_TASK DIRECTIONS_. Every entry below must be repeated exactly; skip the pictures.

_ROWS_.
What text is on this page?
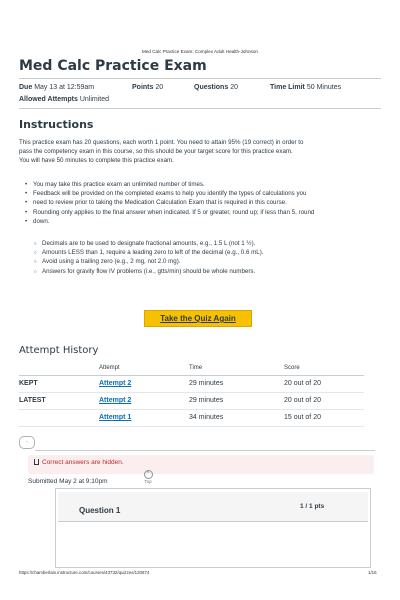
Med Calc Practice Exam: Complex Adult Health-Johnson
Med Calc Practice Exam
Due May 13 at 12:59am	Points 20	Questions 20	Time Limit 50 Minutes
Allowed Attempts Unlimited
Instructions
This practice exam has 20 questions, each worth 1 point. You need to attain 95% (19 correct) in order to
pass the competency exam in this course, so this should be your target score for this practice exam.
You will have 50 minutes to complete this practice exam.
• You may take this practice exam an unlimited number of times.
• Feedback will be provided on the completed exams to help you identify the types of calculations you
• need to review prior to taking the Medication Calculation Exam that is required in this course.
• Rounding only applies to the final answer when indicated. If 5 or greater, round up; if less than 5, round
• down.
○ Decimals are to be used to designate fractional amounts, e.g., 1.5 L (not 1 ½).
○ Amounts LESS than 1, require a leading zero to left of the decimal (e.g., 0.6 mL).
○ Avoid using a trailing zero (e.g., 2 mg, not 2.0 mg).
○ Answers for gravity flow IV problems (i.e., gtts/min) should be whole numbers.
Take the Quiz Again
Attempt History
	Attempt	Time	Score
KEPT	Attempt 2	29 minutes	20 out of 20
LATEST	Attempt 2	29 minutes	20 out of 20
	Attempt 1	34 minutes	15 out of 20
·
Correct answers are hidden.
^
Top
Submitted May 2 at 9:10pm
Question 1	1 / 1 pts
https://chamberlain.instructure.com/courses/43732/quizzes/120874	1/16
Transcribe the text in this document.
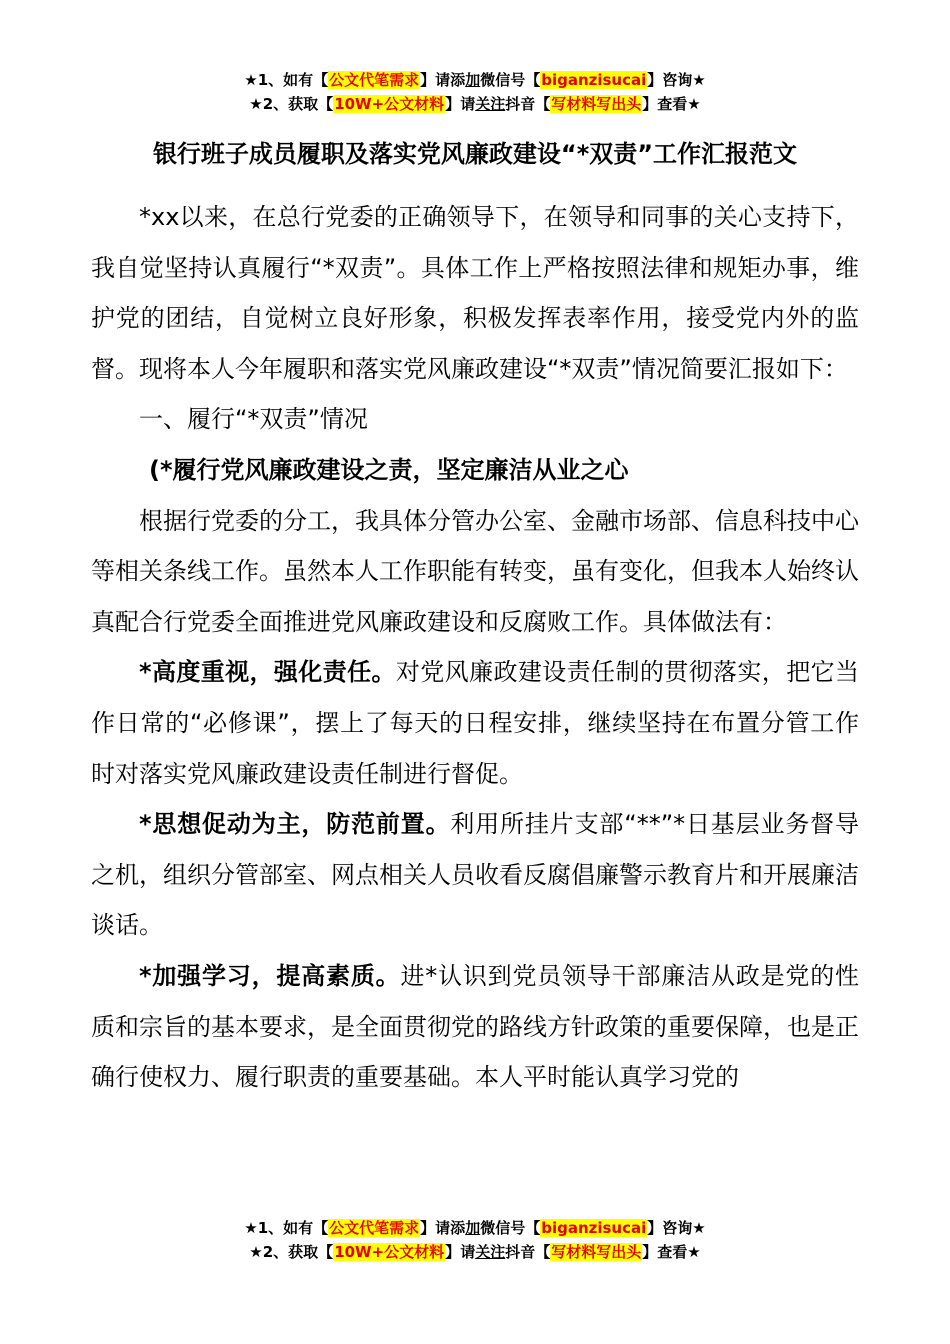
★1、如有【公文代笔需求】请添加微信号【biganzisucai】咨询★
★2、获取【10W+公文材料】请关注抖音【写材料写出头】查看★
银行班子成员履职及落实党风廉政建设“*双责”工作汇报范文

*xx以来，在总行党委的正确领导下，在领导和同事的关心支持下，我自觉坚持认真履行“*双责”。具体工作上严格按照法律和规矩办事，维护党的团结，自觉树立良好形象，积极发挥表率作用，接受党内外的监督。现将本人今年履职和落实党风廉政建设“*双责”情况简要汇报如下：

一、履行“*双责”情况

(*履行党风廉政建设之责，坚定廉洁从业之心

根据行党委的分工，我具体分管办公室、金融市场部、信息科技中心等相关条线工作。虽然本人工作职能有转变，虽有变化，但我本人始终认真配合行党委全面推进党风廉政建设和反腐败工作。具体做法有：

*高度重视，强化责任。对党风廉政建设责任制的贯彻落实，把它当作日常的“必修课”，摆上了每天的日程安排，继续坚持在布置分管工作时对落实党风廉政建设责任制进行督促。

*思想促动为主，防范前置。利用所挂片支部“**”*日基层业务督导之机，组织分管部室、网点相关人员收看反腐倡廉警示教育片和开展廉洁谈话。

*加强学习，提高素质。进*认识到党员领导干部廉洁从政是党的性质和宗旨的基本要求，是全面贯彻党的路线方针政策的重要保障，也是正确行使权力、履行职责的重要基础。本人平时能认真学习党的

★1、如有【公文代笔需求】请添加微信号【biganzisucai】咨询★
★2、获取【10W+公文材料】请关注抖音【写材料写出头】查看★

_COMPLETE RESPONSE_.
What text is on this page?
Med Calc Practice Exam: Complex Adult Health-Johnson
Med Calc Practice Exam
Due May 13 at 12:59am	Points 20	Questions 20	Time Limit 50 Minutes
Allowed Attempts Unlimited
Instructions
This practice exam has 20 questions, each worth 1 point. You need to attain 95% (19 correct) in order to
pass the competency exam in this course, so this should be your target score for this practice exam.
You will have 50 minutes to complete this practice exam.
• You may take this practice exam an unlimited number of times.
• Feedback will be provided on the completed exams to help you identify the types of calculations you
• need to review prior to taking the Medication Calculation Exam that is required in this course.
• Rounding only applies to the final answer when indicated. If 5 or greater, round up; if less than 5, round
• down.
○ Decimals are to be used to designate fractional amounts, e.g., 1.5 L (not 1 ½).
○ Amounts LESS than 1, require a leading zero to left of the decimal (e.g., 0.6 mL).
○ Avoid using a trailing zero (e.g., 2 mg, not 2.0 mg).
○ Answers for gravity flow IV problems (i.e., gtts/min) should be whole numbers.
Take the Quiz Again
Attempt History
	Attempt	Time	Score
KEPT	Attempt 2	29 minutes	20 out of 20
LATEST	Attempt 2	29 minutes	20 out of 20
	Attempt 1	34 minutes	15 out of 20
·
Correct answers are hidden.
^
Top
Submitted May 2 at 9:10pm
Question 1	1 / 1 pts
https://chamberlain.instructure.com/courses/43732/quizzes/120874	1/16
Transcribe the text in this document.
★1、如有【公文代笔需求】请添加微信号【biganzisucai】咨询★
★2、获取【10W+公文材料】请关注抖音【写材料写出头】查看★
银行班子成员履职及落实党风廉政建设“*双责”工作汇报范文

*xx以来，在总行党委的正确领导下，在领导和同事的关心支持下，我自觉坚持认真履行“*双责”。具体工作上严格按照法律和规矩办事，维护党的团结，自觉树立良好形象，积极发挥表率作用，接受党内外的监督。现将本人今年履职和落实党风廉政建设“*双责”情况简要汇报如下：

一、履行“*双责”情况

(*履行党风廉政建设之责，坚定廉洁从业之心

根据行党委的分工，我具体分管办公室、金融市场部、信息科技中心等相关条线工作。虽然本人工作职能有转变，虽有变化，但我本人始终认真配合行党委全面推进党风廉政建设和反腐败工作。具体做法有：

*高度重视，强化责任。对党风廉政建设责任制的贯彻落实，把它当作日常的“必修课”，摆上了每天的日程安排，继续坚持在布置分管工作时对落实党风廉政建设责任制进行督促。

*思想促动为主，防范前置。利用所挂片支部“**”*日基层业务督导之机，组织分管部室、网点相关人员收看反腐倡廉警示教育片和开展廉洁谈话。

*加强学习，提高素质。进*认识到党员领导干部廉洁从政是党的性质和宗旨的基本要求，是全面贯彻党的路线方针政策的重要保障，也是正确行使权力、履行职责的重要基础。本人平时能认真学习党的

★1、如有【公文代笔需求】请添加微信号【biganzisucai】咨询★
★2、获取【10W+公文材料】请关注抖音【写材料写出头】查看★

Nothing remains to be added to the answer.